**EXERCISE DETAILS**. From the entries below, copy every line holding the word "SUPPORT".

(Dataset items)
"""

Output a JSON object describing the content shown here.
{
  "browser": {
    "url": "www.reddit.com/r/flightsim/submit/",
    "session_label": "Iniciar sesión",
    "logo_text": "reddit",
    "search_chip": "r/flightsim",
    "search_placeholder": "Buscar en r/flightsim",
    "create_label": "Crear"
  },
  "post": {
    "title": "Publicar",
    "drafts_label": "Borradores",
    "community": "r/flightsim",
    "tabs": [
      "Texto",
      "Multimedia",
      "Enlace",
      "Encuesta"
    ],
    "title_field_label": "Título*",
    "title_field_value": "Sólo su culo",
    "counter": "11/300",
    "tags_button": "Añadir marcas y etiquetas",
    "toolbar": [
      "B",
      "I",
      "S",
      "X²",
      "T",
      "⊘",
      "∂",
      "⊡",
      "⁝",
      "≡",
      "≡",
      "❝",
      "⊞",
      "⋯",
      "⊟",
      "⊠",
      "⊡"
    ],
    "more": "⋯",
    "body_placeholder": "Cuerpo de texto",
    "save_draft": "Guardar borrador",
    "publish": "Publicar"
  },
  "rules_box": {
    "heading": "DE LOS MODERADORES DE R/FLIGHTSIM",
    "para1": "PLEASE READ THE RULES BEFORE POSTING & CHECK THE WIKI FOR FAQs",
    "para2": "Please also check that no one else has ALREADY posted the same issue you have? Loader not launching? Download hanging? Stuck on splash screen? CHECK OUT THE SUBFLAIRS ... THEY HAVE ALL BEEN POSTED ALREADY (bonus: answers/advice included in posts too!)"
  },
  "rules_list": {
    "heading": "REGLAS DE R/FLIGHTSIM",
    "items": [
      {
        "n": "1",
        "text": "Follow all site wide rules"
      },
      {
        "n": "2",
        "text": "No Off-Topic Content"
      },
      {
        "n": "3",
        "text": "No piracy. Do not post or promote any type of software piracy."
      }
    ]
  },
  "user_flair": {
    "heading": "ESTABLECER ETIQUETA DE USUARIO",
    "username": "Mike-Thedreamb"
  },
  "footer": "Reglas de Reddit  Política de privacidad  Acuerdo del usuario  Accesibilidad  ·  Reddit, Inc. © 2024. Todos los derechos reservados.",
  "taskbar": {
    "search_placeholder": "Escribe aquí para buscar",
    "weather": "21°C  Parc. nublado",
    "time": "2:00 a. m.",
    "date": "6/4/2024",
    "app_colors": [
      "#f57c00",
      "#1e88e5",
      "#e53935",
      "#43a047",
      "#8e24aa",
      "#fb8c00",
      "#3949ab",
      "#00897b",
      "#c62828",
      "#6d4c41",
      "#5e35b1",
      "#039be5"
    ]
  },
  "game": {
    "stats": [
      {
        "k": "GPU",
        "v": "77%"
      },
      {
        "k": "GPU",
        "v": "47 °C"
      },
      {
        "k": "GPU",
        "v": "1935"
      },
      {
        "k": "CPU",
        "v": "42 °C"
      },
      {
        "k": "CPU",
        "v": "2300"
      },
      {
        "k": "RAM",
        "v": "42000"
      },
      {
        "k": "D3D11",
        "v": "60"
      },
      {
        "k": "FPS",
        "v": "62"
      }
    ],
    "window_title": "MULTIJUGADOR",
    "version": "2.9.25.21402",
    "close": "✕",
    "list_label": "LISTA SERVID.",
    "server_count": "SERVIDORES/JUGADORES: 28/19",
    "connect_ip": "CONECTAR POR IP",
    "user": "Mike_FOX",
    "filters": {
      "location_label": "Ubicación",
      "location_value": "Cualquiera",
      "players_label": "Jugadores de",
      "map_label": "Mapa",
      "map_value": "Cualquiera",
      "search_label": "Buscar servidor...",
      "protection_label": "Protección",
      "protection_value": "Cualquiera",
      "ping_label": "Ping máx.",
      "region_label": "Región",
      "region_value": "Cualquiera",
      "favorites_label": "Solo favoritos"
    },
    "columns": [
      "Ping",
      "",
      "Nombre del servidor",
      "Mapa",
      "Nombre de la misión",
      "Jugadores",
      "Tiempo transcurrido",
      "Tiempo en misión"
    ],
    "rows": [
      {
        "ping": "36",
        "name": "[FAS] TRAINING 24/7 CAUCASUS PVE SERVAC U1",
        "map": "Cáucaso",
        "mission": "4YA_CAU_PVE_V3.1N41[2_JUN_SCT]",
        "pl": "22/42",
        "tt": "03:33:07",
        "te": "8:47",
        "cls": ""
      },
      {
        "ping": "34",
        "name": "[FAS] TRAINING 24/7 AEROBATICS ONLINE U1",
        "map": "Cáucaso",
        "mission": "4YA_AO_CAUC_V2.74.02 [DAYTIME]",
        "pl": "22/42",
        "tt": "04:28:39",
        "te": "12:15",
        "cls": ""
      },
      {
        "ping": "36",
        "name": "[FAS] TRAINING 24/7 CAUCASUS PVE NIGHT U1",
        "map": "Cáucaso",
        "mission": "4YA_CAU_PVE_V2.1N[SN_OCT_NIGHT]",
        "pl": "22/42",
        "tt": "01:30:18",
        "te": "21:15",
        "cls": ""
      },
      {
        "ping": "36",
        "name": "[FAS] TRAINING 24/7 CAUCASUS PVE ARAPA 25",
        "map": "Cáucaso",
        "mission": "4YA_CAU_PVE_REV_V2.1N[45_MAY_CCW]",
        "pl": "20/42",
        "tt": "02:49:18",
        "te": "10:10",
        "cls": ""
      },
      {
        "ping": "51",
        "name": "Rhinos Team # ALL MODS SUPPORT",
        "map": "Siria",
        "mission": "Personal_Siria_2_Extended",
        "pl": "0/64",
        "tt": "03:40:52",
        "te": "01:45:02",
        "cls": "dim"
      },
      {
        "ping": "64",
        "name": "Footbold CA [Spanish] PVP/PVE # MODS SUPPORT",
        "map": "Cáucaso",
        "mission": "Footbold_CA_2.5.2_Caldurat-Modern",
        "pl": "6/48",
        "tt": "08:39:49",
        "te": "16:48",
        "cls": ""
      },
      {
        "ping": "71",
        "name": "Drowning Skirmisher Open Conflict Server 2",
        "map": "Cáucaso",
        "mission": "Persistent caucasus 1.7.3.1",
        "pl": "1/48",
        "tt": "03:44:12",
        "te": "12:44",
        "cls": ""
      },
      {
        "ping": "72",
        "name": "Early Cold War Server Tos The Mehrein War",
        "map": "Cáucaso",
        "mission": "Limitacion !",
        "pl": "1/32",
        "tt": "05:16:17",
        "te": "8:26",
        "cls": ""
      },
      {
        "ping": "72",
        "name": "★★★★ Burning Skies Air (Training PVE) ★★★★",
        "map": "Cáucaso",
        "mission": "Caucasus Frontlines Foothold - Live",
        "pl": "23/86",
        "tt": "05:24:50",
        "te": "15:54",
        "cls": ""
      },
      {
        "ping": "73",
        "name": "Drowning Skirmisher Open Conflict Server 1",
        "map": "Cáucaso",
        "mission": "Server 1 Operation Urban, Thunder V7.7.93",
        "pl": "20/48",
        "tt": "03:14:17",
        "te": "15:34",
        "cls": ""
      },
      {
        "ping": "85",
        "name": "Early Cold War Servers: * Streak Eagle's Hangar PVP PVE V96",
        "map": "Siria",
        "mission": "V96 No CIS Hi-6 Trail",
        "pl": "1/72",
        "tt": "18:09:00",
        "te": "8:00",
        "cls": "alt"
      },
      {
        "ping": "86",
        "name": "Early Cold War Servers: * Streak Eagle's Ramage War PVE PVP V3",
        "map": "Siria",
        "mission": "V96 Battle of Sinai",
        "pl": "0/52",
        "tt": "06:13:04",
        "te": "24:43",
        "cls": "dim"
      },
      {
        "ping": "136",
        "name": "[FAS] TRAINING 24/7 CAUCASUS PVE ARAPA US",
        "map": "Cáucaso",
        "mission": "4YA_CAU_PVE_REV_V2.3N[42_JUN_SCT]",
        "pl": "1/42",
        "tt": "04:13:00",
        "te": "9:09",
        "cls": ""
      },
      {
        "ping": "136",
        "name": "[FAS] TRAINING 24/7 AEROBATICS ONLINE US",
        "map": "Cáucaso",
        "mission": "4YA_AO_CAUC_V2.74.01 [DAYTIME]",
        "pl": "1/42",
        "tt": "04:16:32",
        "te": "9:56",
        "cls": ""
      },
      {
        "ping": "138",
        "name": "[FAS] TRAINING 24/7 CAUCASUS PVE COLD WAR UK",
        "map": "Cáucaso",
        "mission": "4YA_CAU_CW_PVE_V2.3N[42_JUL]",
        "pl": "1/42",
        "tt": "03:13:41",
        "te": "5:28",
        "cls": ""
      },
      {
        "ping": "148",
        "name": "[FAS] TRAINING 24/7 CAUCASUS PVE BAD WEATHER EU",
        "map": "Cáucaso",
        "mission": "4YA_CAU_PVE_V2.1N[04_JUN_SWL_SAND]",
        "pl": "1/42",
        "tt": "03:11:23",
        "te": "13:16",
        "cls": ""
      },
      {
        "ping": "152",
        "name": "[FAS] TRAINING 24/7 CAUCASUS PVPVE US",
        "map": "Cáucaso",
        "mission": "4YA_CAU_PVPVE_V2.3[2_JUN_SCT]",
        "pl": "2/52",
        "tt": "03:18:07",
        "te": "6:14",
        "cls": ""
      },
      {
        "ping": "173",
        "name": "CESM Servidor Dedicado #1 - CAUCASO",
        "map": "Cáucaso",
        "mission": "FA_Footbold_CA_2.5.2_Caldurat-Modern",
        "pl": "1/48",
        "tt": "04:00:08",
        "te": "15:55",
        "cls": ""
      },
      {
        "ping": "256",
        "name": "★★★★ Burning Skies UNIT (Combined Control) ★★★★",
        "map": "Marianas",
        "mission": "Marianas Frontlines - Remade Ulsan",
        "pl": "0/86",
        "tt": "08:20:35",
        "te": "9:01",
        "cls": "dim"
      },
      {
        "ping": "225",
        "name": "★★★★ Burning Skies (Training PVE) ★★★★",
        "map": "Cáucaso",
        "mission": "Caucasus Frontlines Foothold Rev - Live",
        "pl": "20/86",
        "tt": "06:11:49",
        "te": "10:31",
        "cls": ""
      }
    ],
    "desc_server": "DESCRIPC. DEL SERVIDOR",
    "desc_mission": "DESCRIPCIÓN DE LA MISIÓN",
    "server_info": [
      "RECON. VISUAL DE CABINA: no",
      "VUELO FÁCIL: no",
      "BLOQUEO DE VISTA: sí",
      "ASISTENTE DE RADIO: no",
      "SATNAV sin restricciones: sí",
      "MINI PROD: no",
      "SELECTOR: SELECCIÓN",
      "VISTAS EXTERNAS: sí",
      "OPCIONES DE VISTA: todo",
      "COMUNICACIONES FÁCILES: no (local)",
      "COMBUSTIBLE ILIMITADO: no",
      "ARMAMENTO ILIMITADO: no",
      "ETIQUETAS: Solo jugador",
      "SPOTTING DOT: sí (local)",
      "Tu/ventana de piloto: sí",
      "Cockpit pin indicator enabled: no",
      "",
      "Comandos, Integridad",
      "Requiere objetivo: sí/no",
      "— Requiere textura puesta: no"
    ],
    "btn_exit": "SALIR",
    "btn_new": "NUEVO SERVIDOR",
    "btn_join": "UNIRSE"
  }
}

"""

**RESPONSE TO THIS EXERCISE**.
        "name": "Rhinos Team # ALL MODS SUPPORT",
        "name": "Footbold CA [Spanish] PVP/PVE # MODS SUPPORT",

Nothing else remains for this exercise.